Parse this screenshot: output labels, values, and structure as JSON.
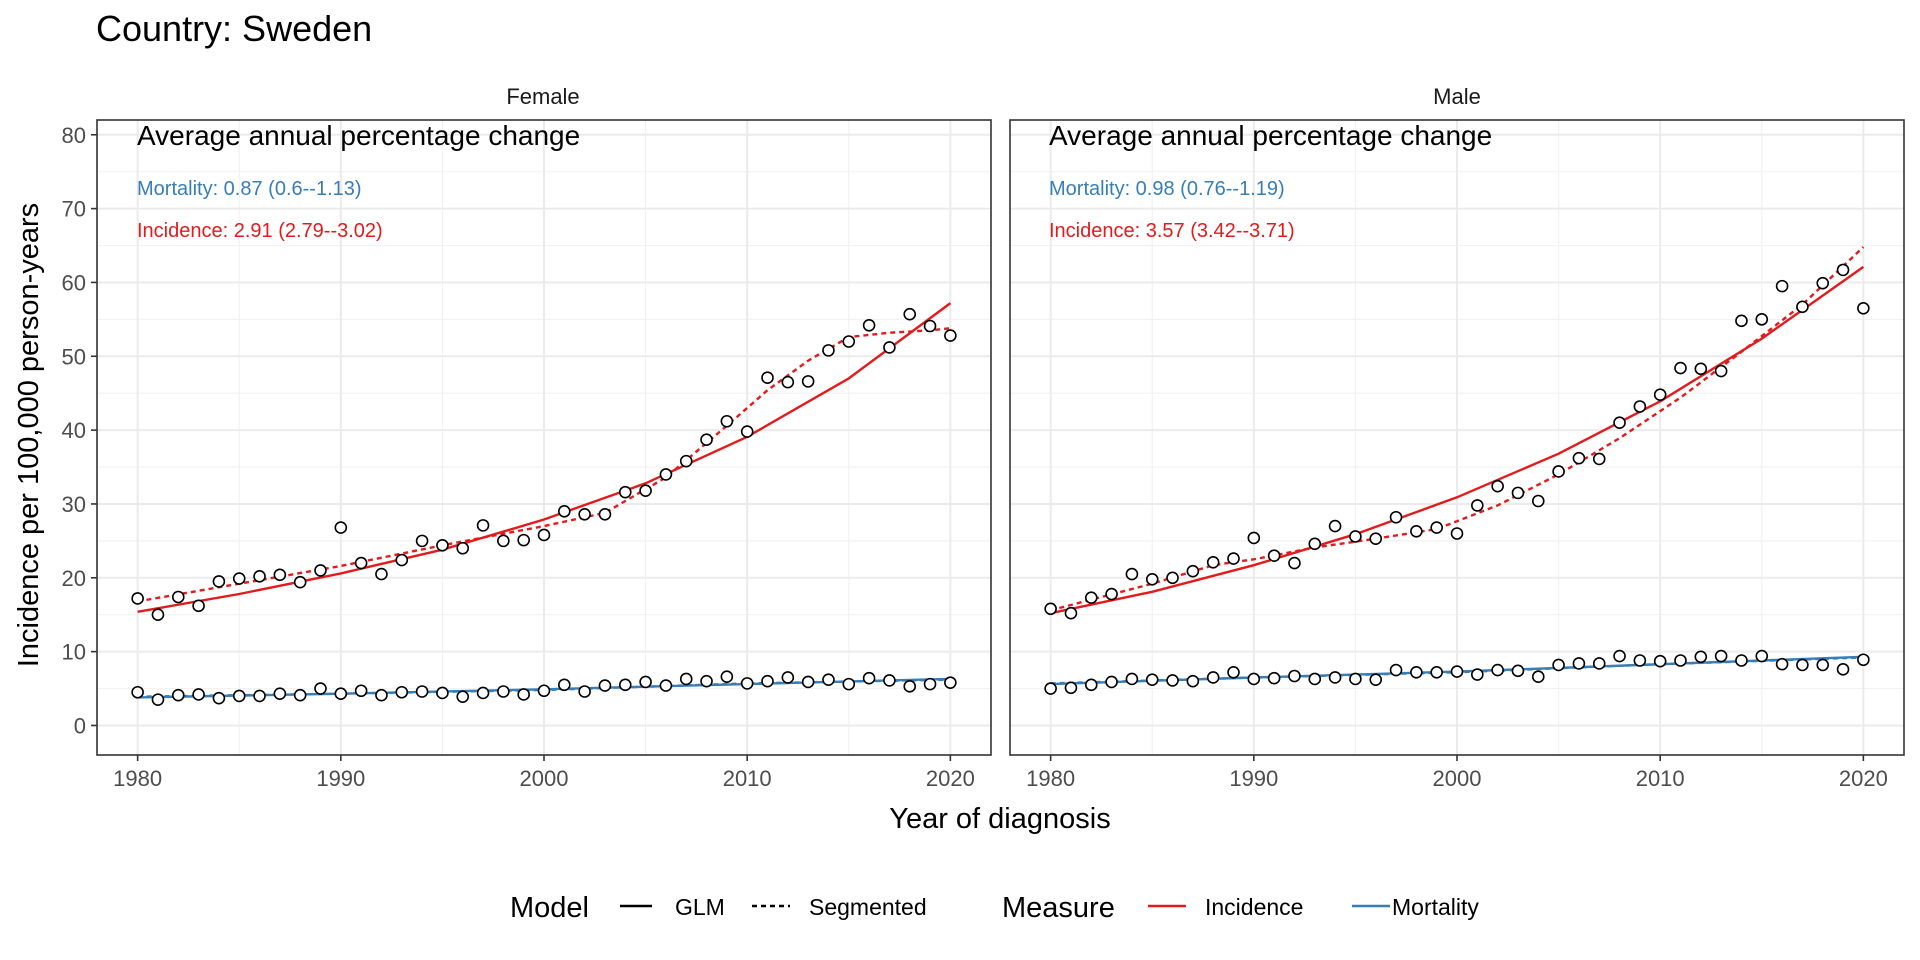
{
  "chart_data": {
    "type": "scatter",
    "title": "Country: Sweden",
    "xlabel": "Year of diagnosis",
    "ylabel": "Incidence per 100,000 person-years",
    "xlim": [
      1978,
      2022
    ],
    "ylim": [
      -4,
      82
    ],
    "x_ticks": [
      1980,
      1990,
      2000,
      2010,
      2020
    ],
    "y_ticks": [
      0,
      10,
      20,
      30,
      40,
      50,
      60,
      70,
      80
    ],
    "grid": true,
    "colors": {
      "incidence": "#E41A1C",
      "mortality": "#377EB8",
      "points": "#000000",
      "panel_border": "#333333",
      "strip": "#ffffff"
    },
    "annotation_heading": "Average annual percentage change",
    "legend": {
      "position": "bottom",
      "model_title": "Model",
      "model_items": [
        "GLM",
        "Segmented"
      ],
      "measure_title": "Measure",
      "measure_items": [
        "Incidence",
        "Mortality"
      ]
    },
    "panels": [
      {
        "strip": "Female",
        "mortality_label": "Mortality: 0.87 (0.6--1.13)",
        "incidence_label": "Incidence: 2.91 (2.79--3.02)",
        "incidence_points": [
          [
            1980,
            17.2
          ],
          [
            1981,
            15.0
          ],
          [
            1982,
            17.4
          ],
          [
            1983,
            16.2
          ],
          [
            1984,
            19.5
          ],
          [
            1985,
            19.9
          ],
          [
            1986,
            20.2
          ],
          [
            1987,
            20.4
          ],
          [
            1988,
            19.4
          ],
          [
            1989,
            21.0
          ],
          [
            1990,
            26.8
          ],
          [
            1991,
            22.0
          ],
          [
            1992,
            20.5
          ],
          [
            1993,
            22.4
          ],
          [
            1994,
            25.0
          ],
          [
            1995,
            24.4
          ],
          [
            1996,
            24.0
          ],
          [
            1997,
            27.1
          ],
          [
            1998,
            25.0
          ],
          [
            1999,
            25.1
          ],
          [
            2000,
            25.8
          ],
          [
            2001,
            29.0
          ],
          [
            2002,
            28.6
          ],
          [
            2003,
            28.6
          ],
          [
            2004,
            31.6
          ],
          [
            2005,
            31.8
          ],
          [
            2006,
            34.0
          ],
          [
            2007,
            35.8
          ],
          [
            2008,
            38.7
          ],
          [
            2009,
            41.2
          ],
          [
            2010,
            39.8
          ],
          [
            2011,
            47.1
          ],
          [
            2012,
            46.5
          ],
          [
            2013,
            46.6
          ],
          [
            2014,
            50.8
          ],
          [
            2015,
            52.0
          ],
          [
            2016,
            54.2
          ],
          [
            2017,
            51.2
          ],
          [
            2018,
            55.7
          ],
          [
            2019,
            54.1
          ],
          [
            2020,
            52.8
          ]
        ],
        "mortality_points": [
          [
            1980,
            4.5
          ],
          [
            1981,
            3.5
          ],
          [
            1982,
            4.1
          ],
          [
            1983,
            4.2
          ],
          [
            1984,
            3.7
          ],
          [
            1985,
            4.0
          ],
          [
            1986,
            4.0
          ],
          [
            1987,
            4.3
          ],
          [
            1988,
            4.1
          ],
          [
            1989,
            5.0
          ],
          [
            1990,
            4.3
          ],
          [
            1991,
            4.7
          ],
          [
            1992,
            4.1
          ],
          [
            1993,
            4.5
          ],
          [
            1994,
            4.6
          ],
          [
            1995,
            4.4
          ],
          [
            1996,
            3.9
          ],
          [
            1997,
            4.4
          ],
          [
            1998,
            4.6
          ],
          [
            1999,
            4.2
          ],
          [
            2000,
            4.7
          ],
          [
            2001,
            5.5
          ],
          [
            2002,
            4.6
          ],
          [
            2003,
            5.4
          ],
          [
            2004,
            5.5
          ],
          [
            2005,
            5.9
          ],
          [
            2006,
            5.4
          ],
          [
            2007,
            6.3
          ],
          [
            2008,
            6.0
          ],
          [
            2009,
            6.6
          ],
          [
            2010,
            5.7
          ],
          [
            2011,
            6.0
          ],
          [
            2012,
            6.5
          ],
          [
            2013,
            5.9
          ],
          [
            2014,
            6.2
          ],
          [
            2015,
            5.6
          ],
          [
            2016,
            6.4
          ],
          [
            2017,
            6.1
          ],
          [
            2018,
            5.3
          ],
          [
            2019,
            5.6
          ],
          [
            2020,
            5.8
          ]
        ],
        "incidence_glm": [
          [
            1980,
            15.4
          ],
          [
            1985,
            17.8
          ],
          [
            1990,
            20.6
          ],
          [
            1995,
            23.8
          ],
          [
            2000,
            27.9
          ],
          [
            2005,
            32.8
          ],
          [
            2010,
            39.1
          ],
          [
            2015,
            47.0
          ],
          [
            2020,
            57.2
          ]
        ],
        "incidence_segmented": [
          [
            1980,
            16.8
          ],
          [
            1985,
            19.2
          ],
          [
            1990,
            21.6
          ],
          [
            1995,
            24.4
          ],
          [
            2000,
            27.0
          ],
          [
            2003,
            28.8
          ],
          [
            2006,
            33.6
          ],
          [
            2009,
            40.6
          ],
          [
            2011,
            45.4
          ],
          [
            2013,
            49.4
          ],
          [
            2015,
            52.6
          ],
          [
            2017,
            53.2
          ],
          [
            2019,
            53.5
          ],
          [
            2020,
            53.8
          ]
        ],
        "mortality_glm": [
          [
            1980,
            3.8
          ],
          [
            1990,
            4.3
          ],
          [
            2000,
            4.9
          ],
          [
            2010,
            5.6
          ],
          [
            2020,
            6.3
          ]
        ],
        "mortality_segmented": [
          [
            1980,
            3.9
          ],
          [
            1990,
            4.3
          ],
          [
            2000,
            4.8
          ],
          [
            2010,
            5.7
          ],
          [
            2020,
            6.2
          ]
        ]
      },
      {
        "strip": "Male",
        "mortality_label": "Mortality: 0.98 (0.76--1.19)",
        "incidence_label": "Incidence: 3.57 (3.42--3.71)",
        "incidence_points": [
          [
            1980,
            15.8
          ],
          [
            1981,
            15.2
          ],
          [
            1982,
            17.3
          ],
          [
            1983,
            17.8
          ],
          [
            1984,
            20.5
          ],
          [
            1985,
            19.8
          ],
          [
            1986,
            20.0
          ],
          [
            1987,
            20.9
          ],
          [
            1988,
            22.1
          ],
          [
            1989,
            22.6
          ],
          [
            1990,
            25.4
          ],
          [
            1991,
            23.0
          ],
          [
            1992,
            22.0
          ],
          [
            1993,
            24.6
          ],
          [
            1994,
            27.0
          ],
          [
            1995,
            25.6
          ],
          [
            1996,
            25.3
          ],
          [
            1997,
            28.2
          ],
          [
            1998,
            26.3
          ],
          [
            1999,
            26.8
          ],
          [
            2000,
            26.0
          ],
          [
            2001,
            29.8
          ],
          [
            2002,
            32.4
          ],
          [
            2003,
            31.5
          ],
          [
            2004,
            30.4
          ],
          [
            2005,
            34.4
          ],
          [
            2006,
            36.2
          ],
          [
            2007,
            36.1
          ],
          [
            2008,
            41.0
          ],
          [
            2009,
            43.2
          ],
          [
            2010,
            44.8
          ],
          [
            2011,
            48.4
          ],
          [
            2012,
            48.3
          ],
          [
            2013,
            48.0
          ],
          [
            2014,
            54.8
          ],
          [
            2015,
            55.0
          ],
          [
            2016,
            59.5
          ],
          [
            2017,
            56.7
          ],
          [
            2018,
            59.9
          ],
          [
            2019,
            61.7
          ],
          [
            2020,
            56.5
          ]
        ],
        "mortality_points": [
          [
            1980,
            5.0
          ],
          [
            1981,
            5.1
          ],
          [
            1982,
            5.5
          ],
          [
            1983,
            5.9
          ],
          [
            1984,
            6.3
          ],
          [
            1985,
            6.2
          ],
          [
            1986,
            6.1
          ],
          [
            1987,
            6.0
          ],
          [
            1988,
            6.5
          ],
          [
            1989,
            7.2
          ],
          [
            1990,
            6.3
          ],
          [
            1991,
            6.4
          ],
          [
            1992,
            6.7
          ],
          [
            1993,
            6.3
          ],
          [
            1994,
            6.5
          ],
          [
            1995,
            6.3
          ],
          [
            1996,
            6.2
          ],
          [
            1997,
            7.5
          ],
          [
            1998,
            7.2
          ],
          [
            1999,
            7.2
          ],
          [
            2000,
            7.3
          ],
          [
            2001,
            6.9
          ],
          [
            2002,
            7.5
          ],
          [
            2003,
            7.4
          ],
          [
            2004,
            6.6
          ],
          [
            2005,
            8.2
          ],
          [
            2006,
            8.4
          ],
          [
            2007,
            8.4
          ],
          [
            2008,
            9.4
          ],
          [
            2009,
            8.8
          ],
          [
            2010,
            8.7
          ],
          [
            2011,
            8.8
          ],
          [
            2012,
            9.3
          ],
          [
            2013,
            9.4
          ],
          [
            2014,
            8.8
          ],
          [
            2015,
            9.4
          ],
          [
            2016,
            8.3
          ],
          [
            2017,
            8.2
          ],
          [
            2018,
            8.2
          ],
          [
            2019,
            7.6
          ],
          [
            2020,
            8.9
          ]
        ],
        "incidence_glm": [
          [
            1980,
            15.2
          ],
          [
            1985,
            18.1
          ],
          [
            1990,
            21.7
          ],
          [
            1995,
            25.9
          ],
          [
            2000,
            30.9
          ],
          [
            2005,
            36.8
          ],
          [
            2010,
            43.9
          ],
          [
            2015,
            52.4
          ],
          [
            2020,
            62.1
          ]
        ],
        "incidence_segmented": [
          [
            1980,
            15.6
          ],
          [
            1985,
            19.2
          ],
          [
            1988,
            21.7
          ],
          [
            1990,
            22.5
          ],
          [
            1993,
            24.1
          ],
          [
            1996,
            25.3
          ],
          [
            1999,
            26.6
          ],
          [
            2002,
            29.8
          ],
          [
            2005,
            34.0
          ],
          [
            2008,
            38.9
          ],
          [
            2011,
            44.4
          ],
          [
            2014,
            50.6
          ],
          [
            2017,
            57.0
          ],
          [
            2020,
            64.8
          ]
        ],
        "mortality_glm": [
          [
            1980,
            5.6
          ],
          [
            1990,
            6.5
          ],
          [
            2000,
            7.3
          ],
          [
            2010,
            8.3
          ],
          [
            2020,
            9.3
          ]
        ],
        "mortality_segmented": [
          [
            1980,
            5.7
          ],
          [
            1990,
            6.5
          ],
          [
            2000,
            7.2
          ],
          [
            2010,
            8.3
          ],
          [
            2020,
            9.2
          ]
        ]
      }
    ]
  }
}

---

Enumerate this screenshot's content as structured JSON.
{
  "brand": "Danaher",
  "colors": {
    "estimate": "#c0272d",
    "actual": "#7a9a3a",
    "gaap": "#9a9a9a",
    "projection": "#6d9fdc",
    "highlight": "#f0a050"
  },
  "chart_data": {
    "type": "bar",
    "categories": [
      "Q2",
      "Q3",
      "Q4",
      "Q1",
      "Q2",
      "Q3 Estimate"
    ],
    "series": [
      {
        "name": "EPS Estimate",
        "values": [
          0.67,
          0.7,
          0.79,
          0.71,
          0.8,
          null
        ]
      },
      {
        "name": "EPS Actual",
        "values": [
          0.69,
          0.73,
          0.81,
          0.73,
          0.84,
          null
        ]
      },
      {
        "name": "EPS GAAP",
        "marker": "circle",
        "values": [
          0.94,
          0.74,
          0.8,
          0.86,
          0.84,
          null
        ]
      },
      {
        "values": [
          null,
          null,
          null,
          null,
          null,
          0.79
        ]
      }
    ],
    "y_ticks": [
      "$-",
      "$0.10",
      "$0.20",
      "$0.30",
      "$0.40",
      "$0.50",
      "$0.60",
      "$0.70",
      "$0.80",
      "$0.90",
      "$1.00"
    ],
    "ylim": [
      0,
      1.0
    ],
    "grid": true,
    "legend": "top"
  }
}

---

### Required work
Tally the lines of the records holding the word "strip", then state only the tally.

### Answer in full
3